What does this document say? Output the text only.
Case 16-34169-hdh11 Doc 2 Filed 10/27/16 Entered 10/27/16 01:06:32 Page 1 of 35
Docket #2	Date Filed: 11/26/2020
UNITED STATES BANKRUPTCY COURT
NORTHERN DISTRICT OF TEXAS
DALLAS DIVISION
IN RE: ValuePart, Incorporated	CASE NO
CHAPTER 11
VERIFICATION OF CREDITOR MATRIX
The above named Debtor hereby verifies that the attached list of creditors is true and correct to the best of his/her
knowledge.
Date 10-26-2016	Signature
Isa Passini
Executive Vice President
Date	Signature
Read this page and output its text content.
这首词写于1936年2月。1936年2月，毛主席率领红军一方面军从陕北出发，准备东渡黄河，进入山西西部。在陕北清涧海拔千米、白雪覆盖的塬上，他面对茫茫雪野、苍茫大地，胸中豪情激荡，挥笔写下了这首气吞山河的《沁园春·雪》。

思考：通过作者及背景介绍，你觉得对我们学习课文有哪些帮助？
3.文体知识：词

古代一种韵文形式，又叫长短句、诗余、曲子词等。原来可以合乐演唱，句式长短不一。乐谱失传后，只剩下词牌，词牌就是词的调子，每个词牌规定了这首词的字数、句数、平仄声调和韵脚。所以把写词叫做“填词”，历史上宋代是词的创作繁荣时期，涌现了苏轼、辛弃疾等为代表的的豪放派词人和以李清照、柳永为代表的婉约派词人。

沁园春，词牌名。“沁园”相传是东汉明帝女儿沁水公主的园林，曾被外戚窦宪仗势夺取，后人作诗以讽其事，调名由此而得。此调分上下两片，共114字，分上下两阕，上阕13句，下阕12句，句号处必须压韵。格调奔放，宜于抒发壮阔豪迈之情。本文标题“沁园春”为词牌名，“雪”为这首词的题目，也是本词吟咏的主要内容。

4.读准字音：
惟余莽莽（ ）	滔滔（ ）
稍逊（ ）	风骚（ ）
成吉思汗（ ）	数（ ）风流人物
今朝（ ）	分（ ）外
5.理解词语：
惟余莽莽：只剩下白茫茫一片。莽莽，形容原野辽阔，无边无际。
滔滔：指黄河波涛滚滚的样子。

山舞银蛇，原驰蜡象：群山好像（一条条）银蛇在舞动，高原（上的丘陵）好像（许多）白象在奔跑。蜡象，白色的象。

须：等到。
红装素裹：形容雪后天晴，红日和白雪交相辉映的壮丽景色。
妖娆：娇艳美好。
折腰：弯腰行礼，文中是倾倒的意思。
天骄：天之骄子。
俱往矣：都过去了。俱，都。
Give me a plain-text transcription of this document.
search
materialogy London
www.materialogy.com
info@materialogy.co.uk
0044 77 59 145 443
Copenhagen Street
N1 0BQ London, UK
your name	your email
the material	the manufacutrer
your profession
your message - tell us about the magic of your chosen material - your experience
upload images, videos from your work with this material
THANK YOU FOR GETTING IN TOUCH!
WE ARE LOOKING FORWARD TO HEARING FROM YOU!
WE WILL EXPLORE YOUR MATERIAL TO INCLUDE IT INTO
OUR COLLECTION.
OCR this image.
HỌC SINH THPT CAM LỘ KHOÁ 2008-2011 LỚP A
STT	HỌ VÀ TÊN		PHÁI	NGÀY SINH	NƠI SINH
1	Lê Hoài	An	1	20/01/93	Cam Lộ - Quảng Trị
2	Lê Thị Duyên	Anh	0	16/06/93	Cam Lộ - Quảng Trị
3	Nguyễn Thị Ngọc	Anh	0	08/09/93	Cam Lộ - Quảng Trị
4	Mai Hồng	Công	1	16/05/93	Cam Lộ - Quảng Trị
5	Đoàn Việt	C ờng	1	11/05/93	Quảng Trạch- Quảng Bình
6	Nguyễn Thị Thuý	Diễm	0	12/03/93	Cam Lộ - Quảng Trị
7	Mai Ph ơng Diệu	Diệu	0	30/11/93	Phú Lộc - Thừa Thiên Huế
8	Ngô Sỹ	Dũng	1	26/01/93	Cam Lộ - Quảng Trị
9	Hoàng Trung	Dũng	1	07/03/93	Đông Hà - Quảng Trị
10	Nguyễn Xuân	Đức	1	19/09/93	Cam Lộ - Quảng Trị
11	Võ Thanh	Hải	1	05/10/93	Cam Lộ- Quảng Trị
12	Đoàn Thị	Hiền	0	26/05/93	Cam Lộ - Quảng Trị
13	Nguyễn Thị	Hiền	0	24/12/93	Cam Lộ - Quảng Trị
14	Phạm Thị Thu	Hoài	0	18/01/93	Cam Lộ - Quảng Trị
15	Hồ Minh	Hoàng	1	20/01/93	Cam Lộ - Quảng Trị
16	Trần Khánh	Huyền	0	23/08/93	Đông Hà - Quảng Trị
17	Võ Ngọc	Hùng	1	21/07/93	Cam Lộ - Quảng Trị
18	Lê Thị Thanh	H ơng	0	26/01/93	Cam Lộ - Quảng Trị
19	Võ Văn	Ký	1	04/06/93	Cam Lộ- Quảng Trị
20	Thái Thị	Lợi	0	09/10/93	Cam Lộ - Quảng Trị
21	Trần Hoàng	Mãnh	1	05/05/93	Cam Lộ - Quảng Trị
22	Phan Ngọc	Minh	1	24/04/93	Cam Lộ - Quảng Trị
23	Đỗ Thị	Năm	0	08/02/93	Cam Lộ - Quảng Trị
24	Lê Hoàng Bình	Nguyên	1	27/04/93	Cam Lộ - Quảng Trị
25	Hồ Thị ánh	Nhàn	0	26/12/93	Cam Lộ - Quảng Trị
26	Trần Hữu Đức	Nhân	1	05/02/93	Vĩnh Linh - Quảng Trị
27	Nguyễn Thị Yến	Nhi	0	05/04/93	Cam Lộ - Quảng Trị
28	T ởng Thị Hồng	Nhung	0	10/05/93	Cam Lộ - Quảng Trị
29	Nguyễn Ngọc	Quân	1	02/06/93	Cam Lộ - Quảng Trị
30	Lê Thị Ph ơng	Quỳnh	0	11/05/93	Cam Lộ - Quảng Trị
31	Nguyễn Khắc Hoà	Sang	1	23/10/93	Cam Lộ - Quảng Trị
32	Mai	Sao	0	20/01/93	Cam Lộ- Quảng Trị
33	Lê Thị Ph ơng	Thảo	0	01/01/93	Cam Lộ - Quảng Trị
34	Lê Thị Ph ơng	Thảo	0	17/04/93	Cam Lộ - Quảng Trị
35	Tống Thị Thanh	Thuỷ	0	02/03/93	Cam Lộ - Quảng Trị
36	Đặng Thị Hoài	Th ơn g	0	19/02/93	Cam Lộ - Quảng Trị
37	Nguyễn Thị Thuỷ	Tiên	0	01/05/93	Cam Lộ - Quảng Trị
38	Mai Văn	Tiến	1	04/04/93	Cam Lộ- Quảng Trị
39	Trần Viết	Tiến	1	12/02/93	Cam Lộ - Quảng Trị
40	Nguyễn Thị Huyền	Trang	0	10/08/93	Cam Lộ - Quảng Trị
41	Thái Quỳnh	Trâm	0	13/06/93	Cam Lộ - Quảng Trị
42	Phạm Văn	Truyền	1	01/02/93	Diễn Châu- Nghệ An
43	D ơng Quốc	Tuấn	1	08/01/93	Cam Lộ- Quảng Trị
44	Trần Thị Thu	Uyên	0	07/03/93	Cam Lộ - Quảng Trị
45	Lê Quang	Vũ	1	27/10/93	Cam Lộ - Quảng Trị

----------------------------------------

Required task ▸ Extract all of the data shown above without alteration.

Exercise solution ▸
What does this document say? Output the text only.
Case 16-34169-hdh11 Doc 2 Filed 10/27/16 Entered 10/27/16 01:06:32 Page 1 of 35
Docket #2	Date Filed: 11/26/2020
UNITED STATES BANKRUPTCY COURT
NORTHERN DISTRICT OF TEXAS
DALLAS DIVISION
IN RE: ValuePart, Incorporated	CASE NO
CHAPTER 11
VERIFICATION OF CREDITOR MATRIX
The above named Debtor hereby verifies that the attached list of creditors is true and correct to the best of his/her
knowledge.
Date 10-26-2016	Signature
Isa Passini
Executive Vice President
Date	Signature
Read this page and output its text content.
这首词写于1936年2月。1936年2月，毛主席率领红军一方面军从陕北出发，准备东渡黄河，进入山西西部。在陕北清涧海拔千米、白雪覆盖的塬上，他面对茫茫雪野、苍茫大地，胸中豪情激荡，挥笔写下了这首气吞山河的《沁园春·雪》。

思考：通过作者及背景介绍，你觉得对我们学习课文有哪些帮助？
3.文体知识：词

古代一种韵文形式，又叫长短句、诗余、曲子词等。原来可以合乐演唱，句式长短不一。乐谱失传后，只剩下词牌，词牌就是词的调子，每个词牌规定了这首词的字数、句数、平仄声调和韵脚。所以把写词叫做“填词”，历史上宋代是词的创作繁荣时期，涌现了苏轼、辛弃疾等为代表的的豪放派词人和以李清照、柳永为代表的婉约派词人。

沁园春，词牌名。“沁园”相传是东汉明帝女儿沁水公主的园林，曾被外戚窦宪仗势夺取，后人作诗以讽其事，调名由此而得。此调分上下两片，共114字，分上下两阕，上阕13句，下阕12句，句号处必须压韵。格调奔放，宜于抒发壮阔豪迈之情。本文标题“沁园春”为词牌名，“雪”为这首词的题目，也是本词吟咏的主要内容。

4.读准字音：
惟余莽莽（ ）	滔滔（ ）
稍逊（ ）	风骚（ ）
成吉思汗（ ）	数（ ）风流人物
今朝（ ）	分（ ）外
5.理解词语：
惟余莽莽：只剩下白茫茫一片。莽莽，形容原野辽阔，无边无际。
滔滔：指黄河波涛滚滚的样子。

山舞银蛇，原驰蜡象：群山好像（一条条）银蛇在舞动，高原（上的丘陵）好像（许多）白象在奔跑。蜡象，白色的象。

须：等到。
红装素裹：形容雪后天晴，红日和白雪交相辉映的壮丽景色。
妖娆：娇艳美好。
折腰：弯腰行礼，文中是倾倒的意思。
天骄：天之骄子。
俱往矣：都过去了。俱，都。
Give me a plain-text transcription of this document.
search
materialogy London
www.materialogy.com
info@materialogy.co.uk
0044 77 59 145 443
Copenhagen Street
N1 0BQ London, UK
your name	your email
the material	the manufacutrer
your profession
your message - tell us about the magic of your chosen material - your experience
upload images, videos from your work with this material
THANK YOU FOR GETTING IN TOUCH!
WE ARE LOOKING FORWARD TO HEARING FROM YOU!
WE WILL EXPLORE YOUR MATERIAL TO INCLUDE IT INTO
OUR COLLECTION.
OCR this image.
HỌC SINH THPT CAM LỘ KHOÁ 2008-2011 LỚP A
STT	HỌ VÀ TÊN		PHÁI	NGÀY SINH	NƠI SINH
1	Lê Hoài	An	1	20/01/93	Cam Lộ - Quảng Trị
2	Lê Thị Duyên	Anh	0	16/06/93	Cam Lộ - Quảng Trị
3	Nguyễn Thị Ngọc	Anh	0	08/09/93	Cam Lộ - Quảng Trị
4	Mai Hồng	Công	1	16/05/93	Cam Lộ - Quảng Trị
5	Đoàn Việt	C ờng	1	11/05/93	Quảng Trạch- Quảng Bình
6	Nguyễn Thị Thuý	Diễm	0	12/03/93	Cam Lộ - Quảng Trị
7	Mai Ph ơng Diệu	Diệu	0	30/11/93	Phú Lộc - Thừa Thiên Huế
8	Ngô Sỹ	Dũng	1	26/01/93	Cam Lộ - Quảng Trị
9	Hoàng Trung	Dũng	1	07/03/93	Đông Hà - Quảng Trị
10	Nguyễn Xuân	Đức	1	19/09/93	Cam Lộ - Quảng Trị
11	Võ Thanh	Hải	1	05/10/93	Cam Lộ- Quảng Trị
12	Đoàn Thị	Hiền	0	26/05/93	Cam Lộ - Quảng Trị
13	Nguyễn Thị	Hiền	0	24/12/93	Cam Lộ - Quảng Trị
14	Phạm Thị Thu	Hoài	0	18/01/93	Cam Lộ - Quảng Trị
15	Hồ Minh	Hoàng	1	20/01/93	Cam Lộ - Quảng Trị
16	Trần Khánh	Huyền	0	23/08/93	Đông Hà - Quảng Trị
17	Võ Ngọc	Hùng	1	21/07/93	Cam Lộ - Quảng Trị
18	Lê Thị Thanh	H ơng	0	26/01/93	Cam Lộ - Quảng Trị
19	Võ Văn	Ký	1	04/06/93	Cam Lộ- Quảng Trị
20	Thái Thị	Lợi	0	09/10/93	Cam Lộ - Quảng Trị
21	Trần Hoàng	Mãnh	1	05/05/93	Cam Lộ - Quảng Trị
22	Phan Ngọc	Minh	1	24/04/93	Cam Lộ - Quảng Trị
23	Đỗ Thị	Năm	0	08/02/93	Cam Lộ - Quảng Trị
24	Lê Hoàng Bình	Nguyên	1	27/04/93	Cam Lộ - Quảng Trị
25	Hồ Thị ánh	Nhàn	0	26/12/93	Cam Lộ - Quảng Trị
26	Trần Hữu Đức	Nhân	1	05/02/93	Vĩnh Linh - Quảng Trị
27	Nguyễn Thị Yến	Nhi	0	05/04/93	Cam Lộ - Quảng Trị
28	T ởng Thị Hồng	Nhung	0	10/05/93	Cam Lộ - Quảng Trị
29	Nguyễn Ngọc	Quân	1	02/06/93	Cam Lộ - Quảng Trị
30	Lê Thị Ph ơng	Quỳnh	0	11/05/93	Cam Lộ - Quảng Trị
31	Nguyễn Khắc Hoà	Sang	1	23/10/93	Cam Lộ - Quảng Trị
32	Mai	Sao	0	20/01/93	Cam Lộ- Quảng Trị
33	Lê Thị Ph ơng	Thảo	0	01/01/93	Cam Lộ - Quảng Trị
34	Lê Thị Ph ơng	Thảo	0	17/04/93	Cam Lộ - Quảng Trị
35	Tống Thị Thanh	Thuỷ	0	02/03/93	Cam Lộ - Quảng Trị
36	Đặng Thị Hoài	Th ơn g	0	19/02/93	Cam Lộ - Quảng Trị
37	Nguyễn Thị Thuỷ	Tiên	0	01/05/93	Cam Lộ - Quảng Trị
38	Mai Văn	Tiến	1	04/04/93	Cam Lộ- Quảng Trị
39	Trần Viết	Tiến	1	12/02/93	Cam Lộ - Quảng Trị
40	Nguyễn Thị Huyền	Trang	0	10/08/93	Cam Lộ - Quảng Trị
41	Thái Quỳnh	Trâm	0	13/06/93	Cam Lộ - Quảng Trị
42	Phạm Văn	Truyền	1	01/02/93	Diễn Châu- Nghệ An
43	D ơng Quốc	Tuấn	1	08/01/93	Cam Lộ- Quảng Trị
44	Trần Thị Thu	Uyên	0	07/03/93	Cam Lộ - Quảng Trị
45	Lê Quang	Vũ	1	27/10/93	Cam Lộ - Quảng Trị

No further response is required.